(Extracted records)
↓↓↓

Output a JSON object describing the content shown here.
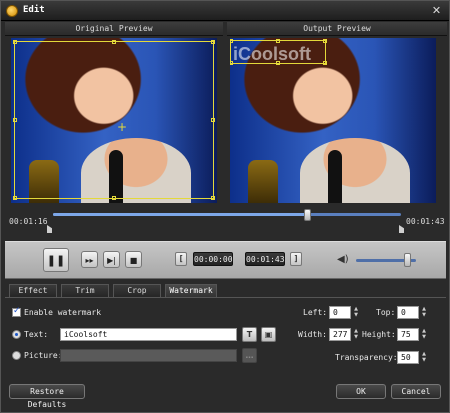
{
  "window": {
    "title": "Edit",
    "close": "✕"
  },
  "preview": {
    "original_label": "Original Preview",
    "output_label": "Output Preview",
    "watermark_overlay": "iCoolsoft"
  },
  "timeline": {
    "start_time": "00:01:16",
    "end_time": "00:01:43",
    "position_percent": 73
  },
  "controls": {
    "pause": "❚❚",
    "next_frame": "▸▸",
    "step": "▶|",
    "stop": "■",
    "start_bracket": "[",
    "start_value": "00:00:00",
    "end_value": "00:01:43",
    "end_bracket": "]",
    "volume_icon": "◀)",
    "volume_percent": 85
  },
  "tabs": [
    "Effect",
    "Trim",
    "Crop",
    "Watermark"
  ],
  "active_tab": "Watermark",
  "watermark": {
    "enable_label": "Enable watermark",
    "enabled": true,
    "text_label": "Text:",
    "text_value": "iCoolsoft",
    "text_font_btn": "T",
    "text_color_btn": "▣",
    "picture_label": "Picture:",
    "picture_browse": "…",
    "left_label": "Left:",
    "left_value": "0",
    "top_label": "Top:",
    "top_value": "0",
    "width_label": "Width:",
    "width_value": "277",
    "height_label": "Height:",
    "height_value": "75",
    "transparency_label": "Transparency:",
    "transparency_value": "50"
  },
  "footer": {
    "restore": "Restore Defaults",
    "ok": "OK",
    "cancel": "Cancel"
  },
  "colors": {
    "selection": "#e4d93a",
    "accent": "#1a56c8"
  }
}
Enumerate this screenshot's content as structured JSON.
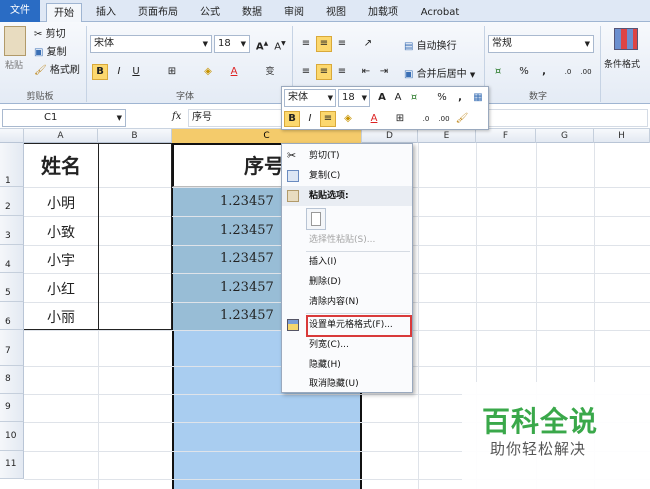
{
  "tabs": [
    "文件",
    "开始",
    "插入",
    "页面布局",
    "公式",
    "数据",
    "审阅",
    "视图",
    "加载项",
    "Acrobat"
  ],
  "ribbon": {
    "clipboard": {
      "paste": "粘贴",
      "cut": "剪切",
      "copy": "复制",
      "format_painter": "格式刷",
      "label": "剪贴板"
    },
    "font": {
      "name": "宋体",
      "size": "18",
      "label": "字体",
      "bold": "B",
      "italic": "I",
      "underline": "U",
      "phonetic": "变"
    },
    "alignment": {
      "wrap": "自动换行",
      "merge": "合并后居中"
    },
    "number": {
      "format": "常规",
      "label": "数字",
      "percent": "%",
      "comma": ","
    },
    "styles": {
      "conditional": "条件格式"
    }
  },
  "formula_bar": {
    "name_box": "C1",
    "fx": "fx",
    "content": "序号"
  },
  "columns": [
    "A",
    "B",
    "C",
    "D",
    "E",
    "F",
    "G",
    "H"
  ],
  "rows": [
    "1",
    "2",
    "3",
    "4",
    "5",
    "6",
    "7",
    "8",
    "9",
    "10",
    "11"
  ],
  "cells": {
    "A": [
      "姓名",
      "小明",
      "小致",
      "小宇",
      "小红",
      "小丽"
    ],
    "C": [
      "序号",
      "1.23457",
      "1.23457",
      "1.23457",
      "1.23457",
      "1.23457"
    ]
  },
  "mini_toolbar": {
    "font": "宋体",
    "size": "18",
    "percent": "%",
    "comma": ","
  },
  "context_menu": [
    {
      "label": "剪切(T)",
      "icon": "scissors-icon",
      "state": "normal"
    },
    {
      "label": "复制(C)",
      "icon": "copy-icon",
      "state": "normal"
    },
    {
      "label": "粘贴选项:",
      "icon": "paste-icon",
      "state": "header"
    },
    {
      "label": "",
      "icon": "paste-option-icon",
      "state": "option"
    },
    {
      "label": "选择性粘贴(S)...",
      "icon": "",
      "state": "disabled"
    },
    {
      "label": "插入(I)",
      "icon": "",
      "state": "normal"
    },
    {
      "label": "删除(D)",
      "icon": "",
      "state": "normal"
    },
    {
      "label": "清除内容(N)",
      "icon": "",
      "state": "normal"
    },
    {
      "label": "设置单元格格式(F)...",
      "icon": "format-cells-icon",
      "state": "highlighted"
    },
    {
      "label": "列宽(C)...",
      "icon": "",
      "state": "normal"
    },
    {
      "label": "隐藏(H)",
      "icon": "",
      "state": "normal"
    },
    {
      "label": "取消隐藏(U)",
      "icon": "",
      "state": "normal"
    }
  ],
  "watermark": {
    "title": "百科全说",
    "subtitle": "助你轻松解决"
  },
  "colors": {
    "accent": "#2a6cc4",
    "selection": "#a9cdf0",
    "highlight_box": "#d93a3a",
    "watermark": "#3aa84a"
  }
}
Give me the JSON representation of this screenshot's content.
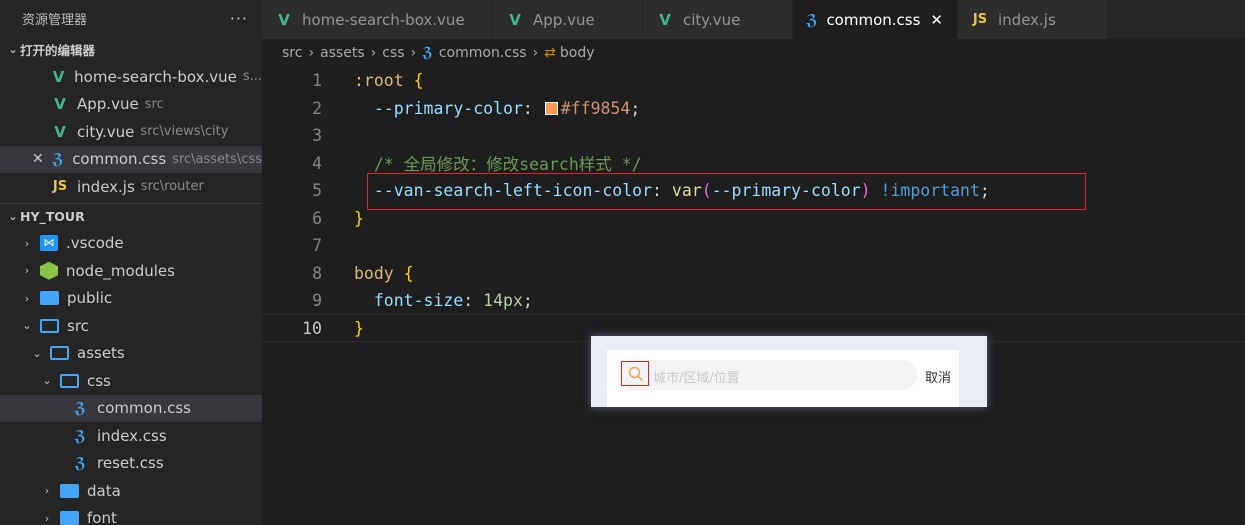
{
  "sidebar": {
    "title": "资源管理器",
    "more": "···",
    "open_editors_title": "打开的编辑器",
    "open_editors": [
      {
        "icon": "vue-icon",
        "name": "home-search-box.vue",
        "path": "s..."
      },
      {
        "icon": "vue-icon",
        "name": "App.vue",
        "path": "src"
      },
      {
        "icon": "vue-icon",
        "name": "city.vue",
        "path": "src\\views\\city"
      },
      {
        "icon": "css-icon",
        "name": "common.css",
        "path": "src\\assets\\css"
      },
      {
        "icon": "js-icon",
        "name": "index.js",
        "path": "src\\router"
      }
    ],
    "project_title": "HY_TOUR",
    "tree": [
      {
        "name": ".vscode"
      },
      {
        "name": "node_modules"
      },
      {
        "name": "public"
      },
      {
        "name": "src"
      },
      {
        "name": "assets"
      },
      {
        "name": "css"
      },
      {
        "name": "common.css"
      },
      {
        "name": "index.css"
      },
      {
        "name": "reset.css"
      },
      {
        "name": "data"
      },
      {
        "name": "font"
      }
    ]
  },
  "tabs": [
    {
      "label": "home-search-box.vue",
      "icon": "vue-icon"
    },
    {
      "label": "App.vue",
      "icon": "vue-icon"
    },
    {
      "label": "city.vue",
      "icon": "vue-icon"
    },
    {
      "label": "common.css",
      "icon": "css-icon",
      "active": true
    },
    {
      "label": "index.js",
      "icon": "js-icon"
    }
  ],
  "breadcrumb": [
    "src",
    "assets",
    "css",
    "common.css",
    "body"
  ],
  "editor": {
    "line_numbers": [
      "1",
      "2",
      "3",
      "4",
      "5",
      "6",
      "7",
      "8",
      "9",
      "10"
    ],
    "l1_sel": ":root",
    "l1_brace": "{",
    "l2_prop": "--primary-color",
    "l2_colon": ":",
    "l2_val": "#ff9854",
    "l2_semi": ";",
    "l4_comment": "/* 全局修改：修改search样式 */",
    "l5_prop": "--van-search-left-icon-color",
    "l5_colon": ":",
    "l5_fn": "var",
    "l5_open": "(",
    "l5_arg": "--primary-color",
    "l5_close": ")",
    "l5_imp": "!important",
    "l5_semi": ";",
    "l6_brace": "}",
    "l8_sel": "body",
    "l8_brace": "{",
    "l9_prop": "font-size",
    "l9_colon": ":",
    "l9_val": "14px",
    "l9_semi": ";",
    "l10_brace": "}"
  },
  "preview": {
    "placeholder": "城市/区域/位置",
    "cancel": "取消"
  },
  "colors": {
    "accent": "#ff9854",
    "highlight_border": "#d9262c"
  }
}
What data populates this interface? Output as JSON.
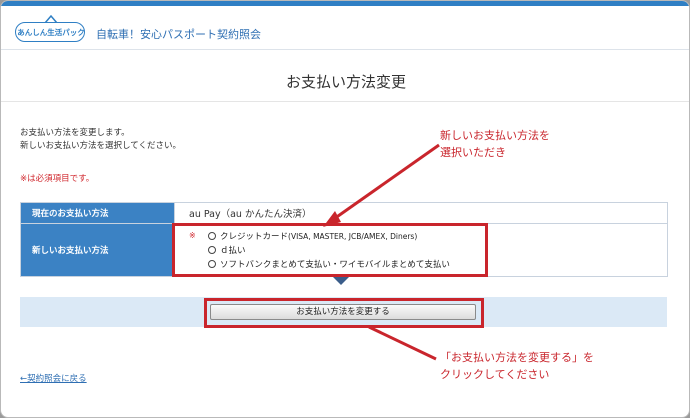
{
  "header": {
    "logo_text": "あんしん生活パック",
    "app_title": "自転車！安心パスポート契約照会"
  },
  "page": {
    "title": "お支払い方法変更",
    "intro_line1": "お支払い方法を変更します。",
    "intro_line2": "新しいお支払い方法を選択してください。",
    "required_note": "※は必須項目です。"
  },
  "form": {
    "current_label": "現在のお支払い方法",
    "current_value": "au Pay（au かんたん決済）",
    "new_label": "新しいお支払い方法",
    "required_mark": "※",
    "options": [
      {
        "label": "クレジットカード",
        "sub": "(VISA, MASTER, JCB/AMEX, Diners)"
      },
      {
        "label": "ｄ払い",
        "sub": ""
      },
      {
        "label": "ソフトバンクまとめて支払い・ワイモバイルまとめて支払い",
        "sub": ""
      }
    ],
    "submit_label": "お支払い方法を変更する"
  },
  "nav": {
    "back_label": "←契約照会に戻る"
  },
  "annotations": {
    "callout1_line1": "新しいお支払い方法を",
    "callout1_line2": "選択いただき",
    "callout2_line1": "「お支払い方法を変更する」を",
    "callout2_line2": "クリックしてください"
  },
  "colors": {
    "brand_blue": "#2f7fc4",
    "label_blue": "#3b82c4",
    "annotation_red": "#c9252c",
    "required_red": "#d0282e",
    "action_bar": "#dbe9f6"
  },
  "icons": {
    "logo": "house-logo-icon",
    "dropdown_arrow": "triangle-down-icon"
  }
}
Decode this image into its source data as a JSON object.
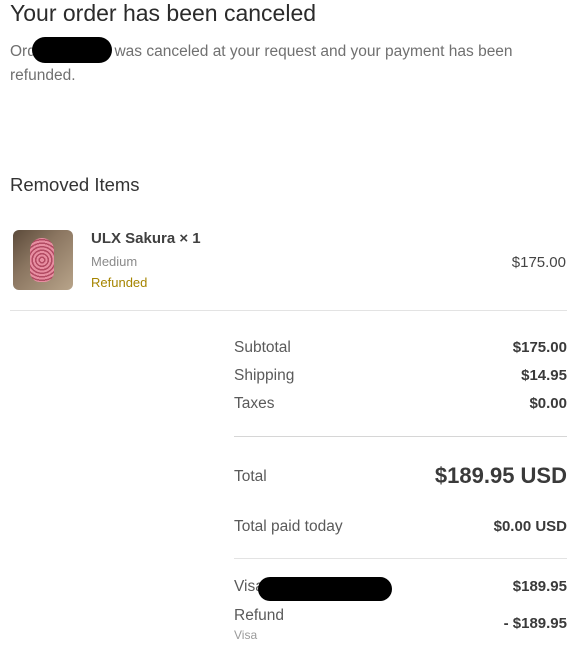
{
  "page": {
    "title": "Your order has been canceled",
    "message_start": "Orde",
    "message_end": "was canceled at your request and your payment has been refunded."
  },
  "removed_items": {
    "heading": "Removed Items",
    "items": [
      {
        "name": "ULX Sakura × 1",
        "variant": "Medium",
        "status": "Refunded",
        "price": "$175.00"
      }
    ]
  },
  "summary": {
    "subtotal_label": "Subtotal",
    "subtotal_value": "$175.00",
    "shipping_label": "Shipping",
    "shipping_value": "$14.95",
    "taxes_label": "Taxes",
    "taxes_value": "$0.00",
    "total_label": "Total",
    "total_value": "$189.95 USD",
    "paid_label": "Total paid today",
    "paid_value": "$0.00 USD",
    "visa_label": "Visa",
    "visa_value": "$189.95",
    "refund_label": "Refund",
    "refund_sub": "Visa",
    "refund_value": "- $189.95"
  },
  "colors": {
    "refunded_status": "#a58400",
    "text_primary": "#333333",
    "text_muted": "#707070"
  }
}
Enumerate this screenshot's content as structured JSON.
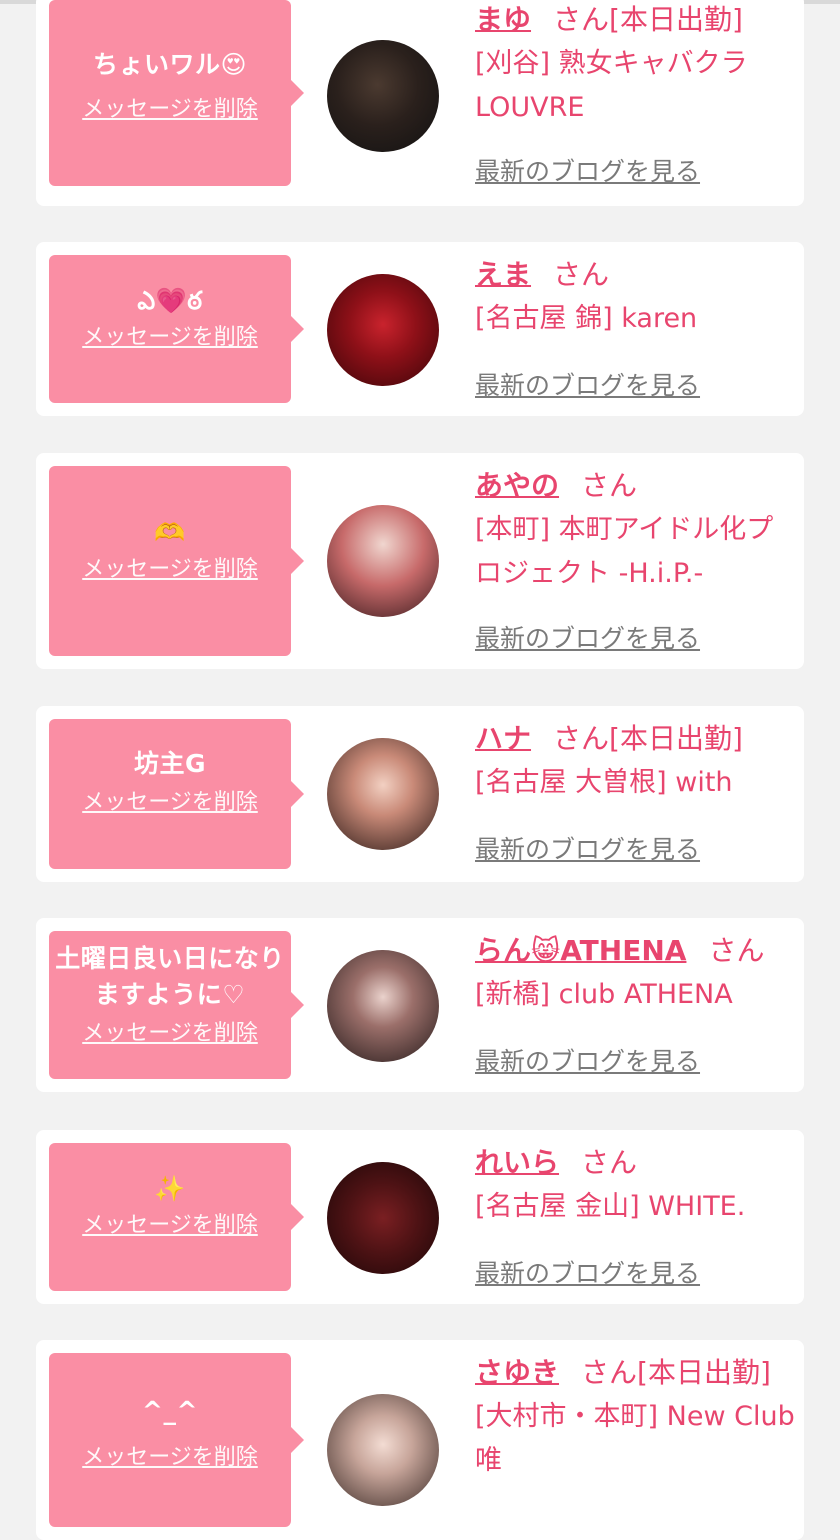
{
  "colors": {
    "accent": "#e8456e",
    "bubble": "#fa8ea4",
    "background": "#f2f2f2",
    "card": "#ffffff",
    "link_gray": "#7a7a7a"
  },
  "labels": {
    "delete": "メッセージを削除",
    "blog": "最新のブログを見る",
    "san": "さん"
  },
  "items": [
    {
      "message": "ちょいワル😍",
      "name": "まゆ",
      "status": "[本日出勤]",
      "shop": "[刈谷] 熟女キャバクラLOUVRE"
    },
    {
      "message": "ఎ💗ఠ",
      "name": "えま",
      "status": "",
      "shop": "[名古屋 錦] karen"
    },
    {
      "message": "🫶",
      "name": "あやの",
      "status": "",
      "shop": "[本町] 本町アイドル化プロジェクト -H.i.P.-"
    },
    {
      "message": "坊主G",
      "name": "ハナ",
      "status": "[本日出勤]",
      "shop": "[名古屋 大曽根] with"
    },
    {
      "message": "土曜日良い日になりますように♡",
      "name": "らん😸ATHENA",
      "status": "",
      "shop": "[新橋] club ATHENA"
    },
    {
      "message": "✨",
      "name": "れいら",
      "status": "",
      "shop": "[名古屋 金山] WHITE."
    },
    {
      "message": "^_^",
      "name": "さゆき",
      "status": "[本日出勤]",
      "shop": "[大村市・本町] New Club 唯"
    }
  ]
}
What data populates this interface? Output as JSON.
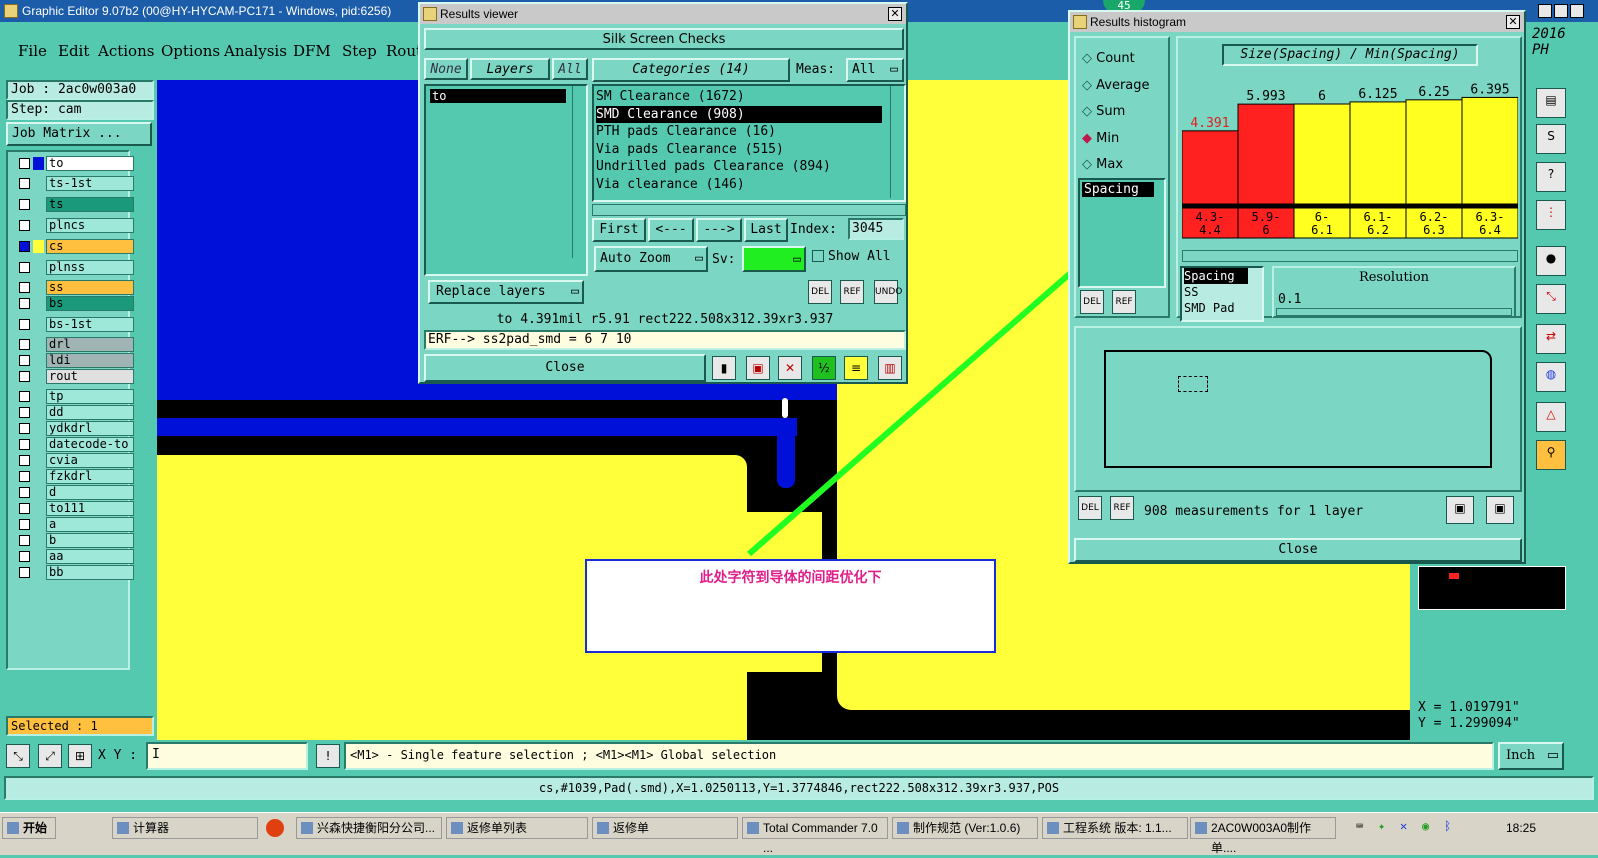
{
  "app": {
    "title": "Graphic Editor 9.07b2 (00@HY-HYCAM-PC171 - Windows, pid:6256)"
  },
  "menu": [
    "File",
    "Edit",
    "Actions",
    "Options",
    "Analysis",
    "DFM",
    "Step",
    "Rout"
  ],
  "left": {
    "job": "Job : 2ac0w003a0",
    "step": "Step: cam",
    "job_matrix": "Job Matrix ...",
    "selected": "Selected : 1",
    "layers": [
      "to",
      "ts-1st",
      "ts",
      "plncs",
      "cs",
      "plnss",
      "ss",
      "bs",
      "bs-1st",
      "drl",
      "ldi",
      "rout",
      "tp",
      "dd",
      "ydkdrl",
      "datecode-to",
      "cvia",
      "fzkdrl",
      "d",
      "to111",
      "a",
      "b",
      "aa",
      "bb"
    ]
  },
  "results_viewer": {
    "title": "Results viewer",
    "header": "Silk Screen Checks",
    "none": "None",
    "layers": "Layers",
    "all": "All",
    "categories": "Categories (14)",
    "meas_label": "Meas:",
    "meas_value": "All",
    "layer_list": [
      "to"
    ],
    "category_list": [
      "SM Clearance (1672)",
      "SMD Clearance (908)",
      "PTH pads Clearance (16)",
      "Via pads Clearance (515)",
      "Undrilled pads Clearance (894)",
      "Via clearance (146)"
    ],
    "first": "First",
    "prev": "<---",
    "next": "--->",
    "last": "Last",
    "index_label": "Index:",
    "index_value": "3045",
    "auto_zoom": "Auto Zoom",
    "sv_label": "Sv:",
    "show_all": "Show All",
    "replace_layers": "Replace layers",
    "del": "DEL",
    "ref": "REF",
    "undo": "UNDO",
    "info": "to 4.391mil  r5.91  rect222.508x312.39xr3.937",
    "erf": "ERF--> ss2pad_smd = 6 7 10",
    "close": "Close"
  },
  "histogram": {
    "title": "Results histogram",
    "badge": "45",
    "modes": [
      "Count",
      "Average",
      "Sum",
      "Min",
      "Max"
    ],
    "selected_mode": "Min",
    "spacing_label": "Spacing",
    "chart_title": "Size(Spacing) / Min(Spacing)",
    "resolution_label": "Resolution",
    "resolution_value": "0.1",
    "types": [
      "Spacing",
      "SS",
      "SMD Pad"
    ],
    "measurements": "908 measurements for 1 layer",
    "close": "Close",
    "del": "DEL",
    "ref": "REF"
  },
  "chart_data": {
    "type": "bar",
    "title": "Size(Spacing) / Min(Spacing)",
    "categories": [
      "4.3-4.4",
      "5.9-6",
      "6-6.1",
      "6.1-6.2",
      "6.2-6.3",
      "6.3-6.4"
    ],
    "values": [
      4.391,
      5.993,
      6,
      6.125,
      6.25,
      6.395
    ],
    "value_labels": [
      "4.391",
      "5.993",
      "6",
      "6.125",
      "6.25",
      "6.395"
    ],
    "colors": [
      "#ff2020",
      "#ff2020",
      "#ffff20",
      "#ffff20",
      "#ffff20",
      "#ffff20"
    ]
  },
  "annotation": {
    "text": "此处字符到导体的间距优化下"
  },
  "right": {
    "year": "2016",
    "code": "PH",
    "x": "X = 1.019791\"",
    "y": "Y = 1.299094\""
  },
  "bottom": {
    "xy_label": "X Y :",
    "xy_value": "I",
    "hint": "<M1> - Single feature selection ; <M1><M1> Global selection",
    "unit": "Inch",
    "status": "cs,#1039,Pad(.smd),X=1.0250113,Y=1.3774846,rect222.508x312.39xr3.937,POS"
  },
  "taskbar": {
    "start": "开始",
    "tasks": [
      "计算器",
      "兴森快捷衡阳分公司...",
      "返修单列表",
      "返修单",
      "Total Commander 7.0 ...",
      "制作规范 (Ver:1.0.6)",
      "工程系统  版本: 1.1...",
      "2AC0W003A0制作单...."
    ],
    "clock": "18:25"
  }
}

↑↑↑

Exercise brief:
Of the lines in this listing, how many contain "object"? Reply with the number and nothing more.

Written solution:
2